» What needs to be done
Copy out all of the material exactly.

[Data items]
────
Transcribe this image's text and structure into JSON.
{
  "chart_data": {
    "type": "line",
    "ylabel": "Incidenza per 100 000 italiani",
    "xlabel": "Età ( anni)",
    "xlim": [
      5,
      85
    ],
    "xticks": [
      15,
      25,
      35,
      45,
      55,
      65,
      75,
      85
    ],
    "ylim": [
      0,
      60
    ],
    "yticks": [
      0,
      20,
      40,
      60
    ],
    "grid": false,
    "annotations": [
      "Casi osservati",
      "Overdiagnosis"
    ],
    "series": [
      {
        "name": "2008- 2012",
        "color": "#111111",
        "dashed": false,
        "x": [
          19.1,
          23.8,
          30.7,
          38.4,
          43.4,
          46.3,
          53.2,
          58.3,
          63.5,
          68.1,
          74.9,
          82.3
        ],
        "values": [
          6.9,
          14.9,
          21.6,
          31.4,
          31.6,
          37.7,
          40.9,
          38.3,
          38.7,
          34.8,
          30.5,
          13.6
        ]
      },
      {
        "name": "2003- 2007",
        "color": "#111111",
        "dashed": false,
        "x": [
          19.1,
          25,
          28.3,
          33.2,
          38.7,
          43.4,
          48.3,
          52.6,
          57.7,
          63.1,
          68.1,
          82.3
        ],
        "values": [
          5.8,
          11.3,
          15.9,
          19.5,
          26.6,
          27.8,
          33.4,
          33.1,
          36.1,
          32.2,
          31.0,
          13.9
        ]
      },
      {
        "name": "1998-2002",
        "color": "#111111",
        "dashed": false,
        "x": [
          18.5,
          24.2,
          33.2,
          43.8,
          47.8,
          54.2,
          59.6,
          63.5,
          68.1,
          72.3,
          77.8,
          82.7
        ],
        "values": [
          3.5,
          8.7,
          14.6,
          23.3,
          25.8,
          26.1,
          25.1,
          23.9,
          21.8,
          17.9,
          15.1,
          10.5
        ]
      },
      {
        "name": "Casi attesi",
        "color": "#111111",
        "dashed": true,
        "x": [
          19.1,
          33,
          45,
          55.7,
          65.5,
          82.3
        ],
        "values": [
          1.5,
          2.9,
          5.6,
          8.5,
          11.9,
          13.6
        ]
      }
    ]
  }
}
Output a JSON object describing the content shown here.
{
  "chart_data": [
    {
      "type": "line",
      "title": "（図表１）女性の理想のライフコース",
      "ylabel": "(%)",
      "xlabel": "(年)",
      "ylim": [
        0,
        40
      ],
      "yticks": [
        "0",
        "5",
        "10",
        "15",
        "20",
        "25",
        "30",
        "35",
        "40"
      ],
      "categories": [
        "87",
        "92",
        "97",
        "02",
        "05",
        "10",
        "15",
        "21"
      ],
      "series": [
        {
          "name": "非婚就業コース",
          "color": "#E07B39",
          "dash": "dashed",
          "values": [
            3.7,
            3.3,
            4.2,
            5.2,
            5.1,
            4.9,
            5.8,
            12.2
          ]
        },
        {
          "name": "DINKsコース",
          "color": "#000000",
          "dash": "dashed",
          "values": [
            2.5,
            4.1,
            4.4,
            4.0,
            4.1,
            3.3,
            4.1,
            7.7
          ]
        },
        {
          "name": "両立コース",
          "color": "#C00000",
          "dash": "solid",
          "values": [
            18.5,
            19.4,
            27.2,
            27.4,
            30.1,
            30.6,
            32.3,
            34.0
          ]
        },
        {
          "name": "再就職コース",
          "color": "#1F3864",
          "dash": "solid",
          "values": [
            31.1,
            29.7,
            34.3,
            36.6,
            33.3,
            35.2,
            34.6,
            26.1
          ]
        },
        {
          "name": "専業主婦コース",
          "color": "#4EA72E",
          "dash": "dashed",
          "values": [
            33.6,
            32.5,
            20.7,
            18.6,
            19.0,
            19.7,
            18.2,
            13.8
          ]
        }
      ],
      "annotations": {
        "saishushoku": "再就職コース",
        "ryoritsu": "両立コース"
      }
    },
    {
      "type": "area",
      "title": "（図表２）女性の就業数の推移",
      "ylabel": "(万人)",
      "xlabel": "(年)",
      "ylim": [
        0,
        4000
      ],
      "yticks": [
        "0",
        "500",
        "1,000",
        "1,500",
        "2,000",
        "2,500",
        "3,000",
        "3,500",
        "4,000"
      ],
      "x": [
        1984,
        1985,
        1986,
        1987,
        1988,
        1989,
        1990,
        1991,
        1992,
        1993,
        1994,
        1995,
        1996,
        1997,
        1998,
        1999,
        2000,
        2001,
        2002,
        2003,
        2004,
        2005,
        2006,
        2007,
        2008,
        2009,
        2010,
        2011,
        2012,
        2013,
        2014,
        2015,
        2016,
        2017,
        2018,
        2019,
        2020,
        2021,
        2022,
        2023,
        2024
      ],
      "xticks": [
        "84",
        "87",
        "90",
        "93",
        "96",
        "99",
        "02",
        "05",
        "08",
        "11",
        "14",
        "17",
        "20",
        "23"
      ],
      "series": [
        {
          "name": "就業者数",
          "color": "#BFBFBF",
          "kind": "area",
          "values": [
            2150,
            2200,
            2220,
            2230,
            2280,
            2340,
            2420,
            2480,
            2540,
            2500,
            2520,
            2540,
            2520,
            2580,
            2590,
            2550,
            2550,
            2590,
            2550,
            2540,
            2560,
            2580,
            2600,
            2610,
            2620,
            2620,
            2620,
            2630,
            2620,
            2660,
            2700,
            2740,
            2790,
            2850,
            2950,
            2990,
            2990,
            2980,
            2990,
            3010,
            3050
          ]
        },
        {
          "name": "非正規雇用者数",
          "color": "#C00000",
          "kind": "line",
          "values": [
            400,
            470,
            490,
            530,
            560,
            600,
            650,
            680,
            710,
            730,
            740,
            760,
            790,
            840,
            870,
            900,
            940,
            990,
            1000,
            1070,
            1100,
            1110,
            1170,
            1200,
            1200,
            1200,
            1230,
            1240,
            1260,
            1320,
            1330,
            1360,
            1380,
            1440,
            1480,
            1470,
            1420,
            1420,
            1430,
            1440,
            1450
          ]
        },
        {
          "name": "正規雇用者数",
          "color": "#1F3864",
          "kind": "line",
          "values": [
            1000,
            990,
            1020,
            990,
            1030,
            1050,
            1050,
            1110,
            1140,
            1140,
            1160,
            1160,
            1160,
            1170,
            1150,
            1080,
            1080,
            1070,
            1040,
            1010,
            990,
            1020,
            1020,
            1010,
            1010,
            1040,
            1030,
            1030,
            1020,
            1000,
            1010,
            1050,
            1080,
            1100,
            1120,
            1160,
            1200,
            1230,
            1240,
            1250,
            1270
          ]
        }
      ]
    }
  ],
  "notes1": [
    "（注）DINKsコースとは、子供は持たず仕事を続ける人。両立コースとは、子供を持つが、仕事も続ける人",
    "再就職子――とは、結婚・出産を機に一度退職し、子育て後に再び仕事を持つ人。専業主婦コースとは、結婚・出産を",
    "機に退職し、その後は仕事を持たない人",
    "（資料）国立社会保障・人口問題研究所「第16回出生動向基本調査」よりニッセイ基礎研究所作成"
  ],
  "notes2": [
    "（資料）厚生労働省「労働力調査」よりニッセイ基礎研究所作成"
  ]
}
────
» Exercise answer
Transcribe this image's text and structure into JSON.
{
  "chart_data": {
    "type": "line",
    "ylabel": "Incidenza per 100 000 italiani",
    "xlabel": "Età ( anni)",
    "xlim": [
      5,
      85
    ],
    "xticks": [
      15,
      25,
      35,
      45,
      55,
      65,
      75,
      85
    ],
    "ylim": [
      0,
      60
    ],
    "yticks": [
      0,
      20,
      40,
      60
    ],
    "grid": false,
    "annotations": [
      "Casi osservati",
      "Overdiagnosis"
    ],
    "series": [
      {
        "name": "2008- 2012",
        "color": "#111111",
        "dashed": false,
        "x": [
          19.1,
          23.8,
          30.7,
          38.4,
          43.4,
          46.3,
          53.2,
          58.3,
          63.5,
          68.1,
          74.9,
          82.3
        ],
        "values": [
          6.9,
          14.9,
          21.6,
          31.4,
          31.6,
          37.7,
          40.9,
          38.3,
          38.7,
          34.8,
          30.5,
          13.6
        ]
      },
      {
        "name": "2003- 2007",
        "color": "#111111",
        "dashed": false,
        "x": [
          19.1,
          25,
          28.3,
          33.2,
          38.7,
          43.4,
          48.3,
          52.6,
          57.7,
          63.1,
          68.1,
          82.3
        ],
        "values": [
          5.8,
          11.3,
          15.9,
          19.5,
          26.6,
          27.8,
          33.4,
          33.1,
          36.1,
          32.2,
          31.0,
          13.9
        ]
      },
      {
        "name": "1998-2002",
        "color": "#111111",
        "dashed": false,
        "x": [
          18.5,
          24.2,
          33.2,
          43.8,
          47.8,
          54.2,
          59.6,
          63.5,
          68.1,
          72.3,
          77.8,
          82.7
        ],
        "values": [
          3.5,
          8.7,
          14.6,
          23.3,
          25.8,
          26.1,
          25.1,
          23.9,
          21.8,
          17.9,
          15.1,
          10.5
        ]
      },
      {
        "name": "Casi attesi",
        "color": "#111111",
        "dashed": true,
        "x": [
          19.1,
          33,
          45,
          55.7,
          65.5,
          82.3
        ],
        "values": [
          1.5,
          2.9,
          5.6,
          8.5,
          11.9,
          13.6
        ]
      }
    ]
  }
}
Output a JSON object describing the content shown here.
{
  "chart_data": [
    {
      "type": "line",
      "title": "（図表１）女性の理想のライフコース",
      "ylabel": "(%)",
      "xlabel": "(年)",
      "ylim": [
        0,
        40
      ],
      "yticks": [
        "0",
        "5",
        "10",
        "15",
        "20",
        "25",
        "30",
        "35",
        "40"
      ],
      "categories": [
        "87",
        "92",
        "97",
        "02",
        "05",
        "10",
        "15",
        "21"
      ],
      "series": [
        {
          "name": "非婚就業コース",
          "color": "#E07B39",
          "dash": "dashed",
          "values": [
            3.7,
            3.3,
            4.2,
            5.2,
            5.1,
            4.9,
            5.8,
            12.2
          ]
        },
        {
          "name": "DINKsコース",
          "color": "#000000",
          "dash": "dashed",
          "values": [
            2.5,
            4.1,
            4.4,
            4.0,
            4.1,
            3.3,
            4.1,
            7.7
          ]
        },
        {
          "name": "両立コース",
          "color": "#C00000",
          "dash": "solid",
          "values": [
            18.5,
            19.4,
            27.2,
            27.4,
            30.1,
            30.6,
            32.3,
            34.0
          ]
        },
        {
          "name": "再就職コース",
          "color": "#1F3864",
          "dash": "solid",
          "values": [
            31.1,
            29.7,
            34.3,
            36.6,
            33.3,
            35.2,
            34.6,
            26.1
          ]
        },
        {
          "name": "専業主婦コース",
          "color": "#4EA72E",
          "dash": "dashed",
          "values": [
            33.6,
            32.5,
            20.7,
            18.6,
            19.0,
            19.7,
            18.2,
            13.8
          ]
        }
      ],
      "annotations": {
        "saishushoku": "再就職コース",
        "ryoritsu": "両立コース"
      }
    },
    {
      "type": "area",
      "title": "（図表２）女性の就業数の推移",
      "ylabel": "(万人)",
      "xlabel": "(年)",
      "ylim": [
        0,
        4000
      ],
      "yticks": [
        "0",
        "500",
        "1,000",
        "1,500",
        "2,000",
        "2,500",
        "3,000",
        "3,500",
        "4,000"
      ],
      "x": [
        1984,
        1985,
        1986,
        1987,
        1988,
        1989,
        1990,
        1991,
        1992,
        1993,
        1994,
        1995,
        1996,
        1997,
        1998,
        1999,
        2000,
        2001,
        2002,
        2003,
        2004,
        2005,
        2006,
        2007,
        2008,
        2009,
        2010,
        2011,
        2012,
        2013,
        2014,
        2015,
        2016,
        2017,
        2018,
        2019,
        2020,
        2021,
        2022,
        2023,
        2024
      ],
      "xticks": [
        "84",
        "87",
        "90",
        "93",
        "96",
        "99",
        "02",
        "05",
        "08",
        "11",
        "14",
        "17",
        "20",
        "23"
      ],
      "series": [
        {
          "name": "就業者数",
          "color": "#BFBFBF",
          "kind": "area",
          "values": [
            2150,
            2200,
            2220,
            2230,
            2280,
            2340,
            2420,
            2480,
            2540,
            2500,
            2520,
            2540,
            2520,
            2580,
            2590,
            2550,
            2550,
            2590,
            2550,
            2540,
            2560,
            2580,
            2600,
            2610,
            2620,
            2620,
            2620,
            2630,
            2620,
            2660,
            2700,
            2740,
            2790,
            2850,
            2950,
            2990,
            2990,
            2980,
            2990,
            3010,
            3050
          ]
        },
        {
          "name": "非正規雇用者数",
          "color": "#C00000",
          "kind": "line",
          "values": [
            400,
            470,
            490,
            530,
            560,
            600,
            650,
            680,
            710,
            730,
            740,
            760,
            790,
            840,
            870,
            900,
            940,
            990,
            1000,
            1070,
            1100,
            1110,
            1170,
            1200,
            1200,
            1200,
            1230,
            1240,
            1260,
            1320,
            1330,
            1360,
            1380,
            1440,
            1480,
            1470,
            1420,
            1420,
            1430,
            1440,
            1450
          ]
        },
        {
          "name": "正規雇用者数",
          "color": "#1F3864",
          "kind": "line",
          "values": [
            1000,
            990,
            1020,
            990,
            1030,
            1050,
            1050,
            1110,
            1140,
            1140,
            1160,
            1160,
            1160,
            1170,
            1150,
            1080,
            1080,
            1070,
            1040,
            1010,
            990,
            1020,
            1020,
            1010,
            1010,
            1040,
            1030,
            1030,
            1020,
            1000,
            1010,
            1050,
            1080,
            1100,
            1120,
            1160,
            1200,
            1230,
            1240,
            1250,
            1270
          ]
        }
      ]
    }
  ],
  "notes1": [
    "（注）DINKsコースとは、子供は持たず仕事を続ける人。両立コースとは、子供を持つが、仕事も続ける人",
    "再就職子――とは、結婚・出産を機に一度退職し、子育て後に再び仕事を持つ人。専業主婦コースとは、結婚・出産を",
    "機に退職し、その後は仕事を持たない人",
    "（資料）国立社会保障・人口問題研究所「第16回出生動向基本調査」よりニッセイ基礎研究所作成"
  ],
  "notes2": [
    "（資料）厚生労働省「労働力調査」よりニッセイ基礎研究所作成"
  ]
}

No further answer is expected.